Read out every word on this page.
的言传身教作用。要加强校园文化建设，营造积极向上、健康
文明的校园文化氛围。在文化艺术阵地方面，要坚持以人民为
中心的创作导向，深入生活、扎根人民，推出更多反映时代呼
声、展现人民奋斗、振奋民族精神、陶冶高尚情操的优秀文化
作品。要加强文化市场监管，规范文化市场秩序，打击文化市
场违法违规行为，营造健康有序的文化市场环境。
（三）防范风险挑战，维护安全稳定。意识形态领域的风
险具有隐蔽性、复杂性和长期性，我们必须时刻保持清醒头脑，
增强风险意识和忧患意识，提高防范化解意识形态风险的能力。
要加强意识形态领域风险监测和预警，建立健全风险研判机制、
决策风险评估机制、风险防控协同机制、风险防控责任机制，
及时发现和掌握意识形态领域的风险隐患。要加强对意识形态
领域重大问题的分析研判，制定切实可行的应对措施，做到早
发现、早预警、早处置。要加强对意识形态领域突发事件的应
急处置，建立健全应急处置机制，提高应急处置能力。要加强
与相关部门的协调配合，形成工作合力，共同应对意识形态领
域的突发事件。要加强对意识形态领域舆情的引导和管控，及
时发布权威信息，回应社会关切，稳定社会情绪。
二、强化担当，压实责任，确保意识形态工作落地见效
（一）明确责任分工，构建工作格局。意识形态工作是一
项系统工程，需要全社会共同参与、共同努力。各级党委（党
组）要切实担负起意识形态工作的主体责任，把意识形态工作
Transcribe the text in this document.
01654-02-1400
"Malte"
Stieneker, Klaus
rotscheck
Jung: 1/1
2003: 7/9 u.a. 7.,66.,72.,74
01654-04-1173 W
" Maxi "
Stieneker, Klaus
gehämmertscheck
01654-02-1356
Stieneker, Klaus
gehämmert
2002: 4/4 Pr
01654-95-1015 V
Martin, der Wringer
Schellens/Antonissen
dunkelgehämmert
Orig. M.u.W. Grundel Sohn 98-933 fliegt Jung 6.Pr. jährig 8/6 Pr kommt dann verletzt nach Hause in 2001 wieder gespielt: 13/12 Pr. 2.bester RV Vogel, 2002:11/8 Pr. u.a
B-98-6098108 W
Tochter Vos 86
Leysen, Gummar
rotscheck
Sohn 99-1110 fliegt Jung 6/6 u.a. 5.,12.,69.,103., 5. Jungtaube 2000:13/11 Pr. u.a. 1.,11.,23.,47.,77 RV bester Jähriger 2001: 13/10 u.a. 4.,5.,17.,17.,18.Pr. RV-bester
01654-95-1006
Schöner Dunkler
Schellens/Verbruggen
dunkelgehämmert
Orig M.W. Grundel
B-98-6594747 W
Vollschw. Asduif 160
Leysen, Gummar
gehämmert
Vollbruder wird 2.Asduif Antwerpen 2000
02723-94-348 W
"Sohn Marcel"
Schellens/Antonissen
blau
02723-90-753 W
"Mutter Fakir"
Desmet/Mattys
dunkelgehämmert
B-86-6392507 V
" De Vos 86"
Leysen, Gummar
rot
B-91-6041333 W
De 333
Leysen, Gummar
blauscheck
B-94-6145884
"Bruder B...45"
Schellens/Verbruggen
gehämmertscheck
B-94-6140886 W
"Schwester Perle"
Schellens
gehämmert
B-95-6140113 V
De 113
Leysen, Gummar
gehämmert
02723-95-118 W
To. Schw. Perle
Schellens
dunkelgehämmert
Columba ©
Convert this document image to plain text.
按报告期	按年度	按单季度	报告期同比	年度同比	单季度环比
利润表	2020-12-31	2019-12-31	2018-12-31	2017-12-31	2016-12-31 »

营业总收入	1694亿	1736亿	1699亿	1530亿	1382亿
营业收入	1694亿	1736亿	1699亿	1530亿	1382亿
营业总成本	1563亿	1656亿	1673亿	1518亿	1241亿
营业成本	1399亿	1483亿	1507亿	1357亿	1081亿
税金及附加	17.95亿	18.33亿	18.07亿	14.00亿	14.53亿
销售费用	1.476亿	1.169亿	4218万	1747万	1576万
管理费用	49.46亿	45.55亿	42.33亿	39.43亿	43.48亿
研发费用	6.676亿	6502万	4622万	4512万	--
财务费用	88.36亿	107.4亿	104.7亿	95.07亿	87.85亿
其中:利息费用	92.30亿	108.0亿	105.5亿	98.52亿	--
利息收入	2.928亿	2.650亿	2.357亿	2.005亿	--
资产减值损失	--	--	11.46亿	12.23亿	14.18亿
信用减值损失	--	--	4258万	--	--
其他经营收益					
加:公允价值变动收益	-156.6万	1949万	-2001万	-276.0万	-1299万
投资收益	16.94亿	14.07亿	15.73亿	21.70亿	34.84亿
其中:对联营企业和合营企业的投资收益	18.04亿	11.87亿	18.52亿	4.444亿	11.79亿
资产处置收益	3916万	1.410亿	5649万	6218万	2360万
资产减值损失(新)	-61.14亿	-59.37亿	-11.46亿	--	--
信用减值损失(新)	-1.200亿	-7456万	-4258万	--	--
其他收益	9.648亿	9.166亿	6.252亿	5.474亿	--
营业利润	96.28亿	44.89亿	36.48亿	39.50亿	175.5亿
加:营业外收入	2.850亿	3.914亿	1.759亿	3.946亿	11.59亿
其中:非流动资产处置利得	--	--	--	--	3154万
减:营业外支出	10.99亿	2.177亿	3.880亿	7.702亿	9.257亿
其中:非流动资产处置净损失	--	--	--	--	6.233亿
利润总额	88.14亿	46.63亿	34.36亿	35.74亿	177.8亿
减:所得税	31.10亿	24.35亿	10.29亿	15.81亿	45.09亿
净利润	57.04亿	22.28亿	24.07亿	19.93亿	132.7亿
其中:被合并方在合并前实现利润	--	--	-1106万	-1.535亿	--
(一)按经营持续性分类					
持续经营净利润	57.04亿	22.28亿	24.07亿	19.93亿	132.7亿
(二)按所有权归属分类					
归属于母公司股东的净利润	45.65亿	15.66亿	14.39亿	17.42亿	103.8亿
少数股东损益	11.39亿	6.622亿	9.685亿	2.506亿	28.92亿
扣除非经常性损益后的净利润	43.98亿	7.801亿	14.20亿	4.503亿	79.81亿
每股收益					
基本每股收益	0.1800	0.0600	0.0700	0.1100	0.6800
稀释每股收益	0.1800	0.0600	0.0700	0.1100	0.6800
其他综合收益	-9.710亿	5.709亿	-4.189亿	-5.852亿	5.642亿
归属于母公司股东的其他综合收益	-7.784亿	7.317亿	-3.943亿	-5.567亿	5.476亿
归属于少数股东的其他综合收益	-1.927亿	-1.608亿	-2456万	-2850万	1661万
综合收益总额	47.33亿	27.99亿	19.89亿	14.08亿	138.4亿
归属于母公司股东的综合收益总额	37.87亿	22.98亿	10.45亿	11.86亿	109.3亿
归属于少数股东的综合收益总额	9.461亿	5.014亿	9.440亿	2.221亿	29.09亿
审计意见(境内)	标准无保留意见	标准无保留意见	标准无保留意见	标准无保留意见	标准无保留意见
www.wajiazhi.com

★ ★ ★ ★

* [Problem details] Write the data back out verbatim.

* [Solution to the exercise]
Read out every word on this page.
的言传身教作用。要加强校园文化建设，营造积极向上、健康
文明的校园文化氛围。在文化艺术阵地方面，要坚持以人民为
中心的创作导向，深入生活、扎根人民，推出更多反映时代呼
声、展现人民奋斗、振奋民族精神、陶冶高尚情操的优秀文化
作品。要加强文化市场监管，规范文化市场秩序，打击文化市
场违法违规行为，营造健康有序的文化市场环境。
（三）防范风险挑战，维护安全稳定。意识形态领域的风
险具有隐蔽性、复杂性和长期性，我们必须时刻保持清醒头脑，
增强风险意识和忧患意识，提高防范化解意识形态风险的能力。
要加强意识形态领域风险监测和预警，建立健全风险研判机制、
决策风险评估机制、风险防控协同机制、风险防控责任机制，
及时发现和掌握意识形态领域的风险隐患。要加强对意识形态
领域重大问题的分析研判，制定切实可行的应对措施，做到早
发现、早预警、早处置。要加强对意识形态领域突发事件的应
急处置，建立健全应急处置机制，提高应急处置能力。要加强
与相关部门的协调配合，形成工作合力，共同应对意识形态领
域的突发事件。要加强对意识形态领域舆情的引导和管控，及
时发布权威信息，回应社会关切，稳定社会情绪。
二、强化担当，压实责任，确保意识形态工作落地见效
（一）明确责任分工，构建工作格局。意识形态工作是一
项系统工程，需要全社会共同参与、共同努力。各级党委（党
组）要切实担负起意识形态工作的主体责任，把意识形态工作
Transcribe the text in this document.
01654-02-1400
"Malte"
Stieneker, Klaus
rotscheck
Jung: 1/1
2003: 7/9 u.a. 7.,66.,72.,74
01654-04-1173 W
" Maxi "
Stieneker, Klaus
gehämmertscheck
01654-02-1356
Stieneker, Klaus
gehämmert
2002: 4/4 Pr
01654-95-1015 V
Martin, der Wringer
Schellens/Antonissen
dunkelgehämmert
Orig. M.u.W. Grundel Sohn 98-933 fliegt Jung 6.Pr. jährig 8/6 Pr kommt dann verletzt nach Hause in 2001 wieder gespielt: 13/12 Pr. 2.bester RV Vogel, 2002:11/8 Pr. u.a
B-98-6098108 W
Tochter Vos 86
Leysen, Gummar
rotscheck
Sohn 99-1110 fliegt Jung 6/6 u.a. 5.,12.,69.,103., 5. Jungtaube 2000:13/11 Pr. u.a. 1.,11.,23.,47.,77 RV bester Jähriger 2001: 13/10 u.a. 4.,5.,17.,17.,18.Pr. RV-bester
01654-95-1006
Schöner Dunkler
Schellens/Verbruggen
dunkelgehämmert
Orig M.W. Grundel
B-98-6594747 W
Vollschw. Asduif 160
Leysen, Gummar
gehämmert
Vollbruder wird 2.Asduif Antwerpen 2000
02723-94-348 W
"Sohn Marcel"
Schellens/Antonissen
blau
02723-90-753 W
"Mutter Fakir"
Desmet/Mattys
dunkelgehämmert
B-86-6392507 V
" De Vos 86"
Leysen, Gummar
rot
B-91-6041333 W
De 333
Leysen, Gummar
blauscheck
B-94-6145884
"Bruder B...45"
Schellens/Verbruggen
gehämmertscheck
B-94-6140886 W
"Schwester Perle"
Schellens
gehämmert
B-95-6140113 V
De 113
Leysen, Gummar
gehämmert
02723-95-118 W
To. Schw. Perle
Schellens
dunkelgehämmert
Columba ©
Convert this document image to plain text.
按报告期	按年度	按单季度	报告期同比	年度同比	单季度环比
利润表	2020-12-31	2019-12-31	2018-12-31	2017-12-31	2016-12-31 »

营业总收入	1694亿	1736亿	1699亿	1530亿	1382亿
营业收入	1694亿	1736亿	1699亿	1530亿	1382亿
营业总成本	1563亿	1656亿	1673亿	1518亿	1241亿
营业成本	1399亿	1483亿	1507亿	1357亿	1081亿
税金及附加	17.95亿	18.33亿	18.07亿	14.00亿	14.53亿
销售费用	1.476亿	1.169亿	4218万	1747万	1576万
管理费用	49.46亿	45.55亿	42.33亿	39.43亿	43.48亿
研发费用	6.676亿	6502万	4622万	4512万	--
财务费用	88.36亿	107.4亿	104.7亿	95.07亿	87.85亿
其中:利息费用	92.30亿	108.0亿	105.5亿	98.52亿	--
利息收入	2.928亿	2.650亿	2.357亿	2.005亿	--
资产减值损失	--	--	11.46亿	12.23亿	14.18亿
信用减值损失	--	--	4258万	--	--
其他经营收益					
加:公允价值变动收益	-156.6万	1949万	-2001万	-276.0万	-1299万
投资收益	16.94亿	14.07亿	15.73亿	21.70亿	34.84亿
其中:对联营企业和合营企业的投资收益	18.04亿	11.87亿	18.52亿	4.444亿	11.79亿
资产处置收益	3916万	1.410亿	5649万	6218万	2360万
资产减值损失(新)	-61.14亿	-59.37亿	-11.46亿	--	--
信用减值损失(新)	-1.200亿	-7456万	-4258万	--	--
其他收益	9.648亿	9.166亿	6.252亿	5.474亿	--
营业利润	96.28亿	44.89亿	36.48亿	39.50亿	175.5亿
加:营业外收入	2.850亿	3.914亿	1.759亿	3.946亿	11.59亿
其中:非流动资产处置利得	--	--	--	--	3154万
减:营业外支出	10.99亿	2.177亿	3.880亿	7.702亿	9.257亿
其中:非流动资产处置净损失	--	--	--	--	6.233亿
利润总额	88.14亿	46.63亿	34.36亿	35.74亿	177.8亿
减:所得税	31.10亿	24.35亿	10.29亿	15.81亿	45.09亿
净利润	57.04亿	22.28亿	24.07亿	19.93亿	132.7亿
其中:被合并方在合并前实现利润	--	--	-1106万	-1.535亿	--
(一)按经营持续性分类					
持续经营净利润	57.04亿	22.28亿	24.07亿	19.93亿	132.7亿
(二)按所有权归属分类					
归属于母公司股东的净利润	45.65亿	15.66亿	14.39亿	17.42亿	103.8亿
少数股东损益	11.39亿	6.622亿	9.685亿	2.506亿	28.92亿
扣除非经常性损益后的净利润	43.98亿	7.801亿	14.20亿	4.503亿	79.81亿
每股收益					
基本每股收益	0.1800	0.0600	0.0700	0.1100	0.6800
稀释每股收益	0.1800	0.0600	0.0700	0.1100	0.6800
其他综合收益	-9.710亿	5.709亿	-4.189亿	-5.852亿	5.642亿
归属于母公司股东的其他综合收益	-7.784亿	7.317亿	-3.943亿	-5.567亿	5.476亿
归属于少数股东的其他综合收益	-1.927亿	-1.608亿	-2456万	-2850万	1661万
综合收益总额	47.33亿	27.99亿	19.89亿	14.08亿	138.4亿
归属于母公司股东的综合收益总额	37.87亿	22.98亿	10.45亿	11.86亿	109.3亿
归属于少数股东的综合收益总额	9.461亿	5.014亿	9.440亿	2.221亿	29.09亿
审计意见(境内)	标准无保留意见	标准无保留意见	标准无保留意见	标准无保留意见	标准无保留意见
www.wajiazhi.com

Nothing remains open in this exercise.